***** Source

- Directed by: Tapan Sinha
- Story by: Tapan Sinha
- Produced by: Snehendu Bikash Gope
- Starring: Basanta Choudhury Moon Moon Sen Tapas Paul Manoj Mitra
- Production company: Saraswati Chitram
- Release date: 1985;
- Running time: 174 Minutes
- Country: India
- Language: Bengali

= Baidurya Rahasya =

1985 Bengali thriller movie

Baidurya Rahasya (Mystery of the Electric Gem) is a Bengali thriller movie directed by Tapan Sinha. This movie was released on 8 May 1985 under the banner of Saraswati Chitram. Storylining and music direction was also done by Tapan Sinha.

== Plot ==
An invaluable emerald was stolen from a Lord Krishna's temple in an island, that was insured for Rs. 8 lakhs. The insurance company appointed Hindusthan detective agency for investigation. The Head of the Detective agency Mr. Madan Bose went to the temple with his assistant to meet the Mohanta Maharaj of the temple. On the other hand, two young ladies went to the temple as devotees of lord Krishna. Without informing the local police they started investigation secretly. There are some mysterious people like young researcher, priest Nityananda, and Singh ji, trustee of the temple. When old garden keeper Charandas was brutally killed by a masked man in the night, the police started a parallel investigation. Finally it was revealed that not only theft but another murder was committed in the temple few days ago. The true culprit was identified and the jewel retrieved at last.

**********
***** Records shown

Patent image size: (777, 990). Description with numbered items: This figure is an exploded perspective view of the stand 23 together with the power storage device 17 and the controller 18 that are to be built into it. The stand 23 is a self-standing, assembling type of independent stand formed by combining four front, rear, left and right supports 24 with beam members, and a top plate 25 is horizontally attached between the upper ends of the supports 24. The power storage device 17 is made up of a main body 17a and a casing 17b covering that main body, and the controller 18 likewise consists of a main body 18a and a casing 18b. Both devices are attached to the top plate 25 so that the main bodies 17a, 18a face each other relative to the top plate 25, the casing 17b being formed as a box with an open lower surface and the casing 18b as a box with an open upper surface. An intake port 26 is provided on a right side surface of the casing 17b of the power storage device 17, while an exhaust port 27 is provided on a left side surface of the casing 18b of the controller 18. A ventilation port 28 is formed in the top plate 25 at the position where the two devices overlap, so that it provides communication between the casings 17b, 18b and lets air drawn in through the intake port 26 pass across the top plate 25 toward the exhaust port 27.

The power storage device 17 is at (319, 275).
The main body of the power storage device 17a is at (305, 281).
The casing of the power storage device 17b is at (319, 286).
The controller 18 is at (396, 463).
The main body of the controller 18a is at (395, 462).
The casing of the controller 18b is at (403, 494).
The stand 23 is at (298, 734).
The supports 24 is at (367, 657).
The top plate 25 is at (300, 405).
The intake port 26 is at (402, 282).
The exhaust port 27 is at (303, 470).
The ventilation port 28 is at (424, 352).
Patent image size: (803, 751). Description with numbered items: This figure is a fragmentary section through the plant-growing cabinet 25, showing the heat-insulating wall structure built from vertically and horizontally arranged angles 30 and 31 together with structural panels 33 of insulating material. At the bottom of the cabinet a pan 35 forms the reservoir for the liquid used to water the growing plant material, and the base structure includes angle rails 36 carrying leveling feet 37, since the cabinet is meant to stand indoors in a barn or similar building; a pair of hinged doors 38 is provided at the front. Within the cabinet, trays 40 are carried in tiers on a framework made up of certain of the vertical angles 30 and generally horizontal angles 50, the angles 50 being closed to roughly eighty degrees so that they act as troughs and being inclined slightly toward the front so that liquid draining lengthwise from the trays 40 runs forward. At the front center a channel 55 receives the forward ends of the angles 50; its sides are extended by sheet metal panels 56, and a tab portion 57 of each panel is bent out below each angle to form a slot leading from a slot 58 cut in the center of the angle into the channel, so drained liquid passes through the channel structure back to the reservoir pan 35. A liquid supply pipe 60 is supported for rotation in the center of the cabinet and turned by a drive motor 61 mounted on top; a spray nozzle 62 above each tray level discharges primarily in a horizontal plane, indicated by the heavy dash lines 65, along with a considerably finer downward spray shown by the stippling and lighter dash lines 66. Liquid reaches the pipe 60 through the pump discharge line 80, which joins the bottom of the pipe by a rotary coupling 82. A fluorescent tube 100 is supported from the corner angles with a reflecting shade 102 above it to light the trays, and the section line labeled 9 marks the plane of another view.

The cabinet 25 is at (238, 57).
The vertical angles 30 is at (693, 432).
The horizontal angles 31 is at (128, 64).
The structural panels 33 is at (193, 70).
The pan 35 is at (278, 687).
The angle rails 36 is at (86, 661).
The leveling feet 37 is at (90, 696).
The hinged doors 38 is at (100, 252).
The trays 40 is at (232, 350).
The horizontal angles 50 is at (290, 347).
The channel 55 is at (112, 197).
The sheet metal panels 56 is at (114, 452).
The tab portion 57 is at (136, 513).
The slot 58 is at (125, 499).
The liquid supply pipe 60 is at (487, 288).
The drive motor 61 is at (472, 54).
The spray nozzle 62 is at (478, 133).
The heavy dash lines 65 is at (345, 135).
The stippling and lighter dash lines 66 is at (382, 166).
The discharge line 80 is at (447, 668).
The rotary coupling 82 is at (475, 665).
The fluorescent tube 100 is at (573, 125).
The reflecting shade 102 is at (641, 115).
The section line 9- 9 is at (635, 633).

**********

Jobs.
1. In the Baidurya Rahasya article, what amount was the stolen emerald insured for?
2. Retype the part of the Baidurya Rahasya article starting with "1985 Bengali thriller" and going on through "done by Tapan Sinha.".

Expected outputs.
1. Rs. 8 lakhs.

2.
1985 Bengali thriller movie

Baidurya Rahasya (Mystery of the Electric Gem) is a Bengali thriller movie directed by Tapan Sinha. This movie was released on 8 May 1985 under the banner of Saraswati Chitram. Storylining and music direction was also done by Tapan Sinha.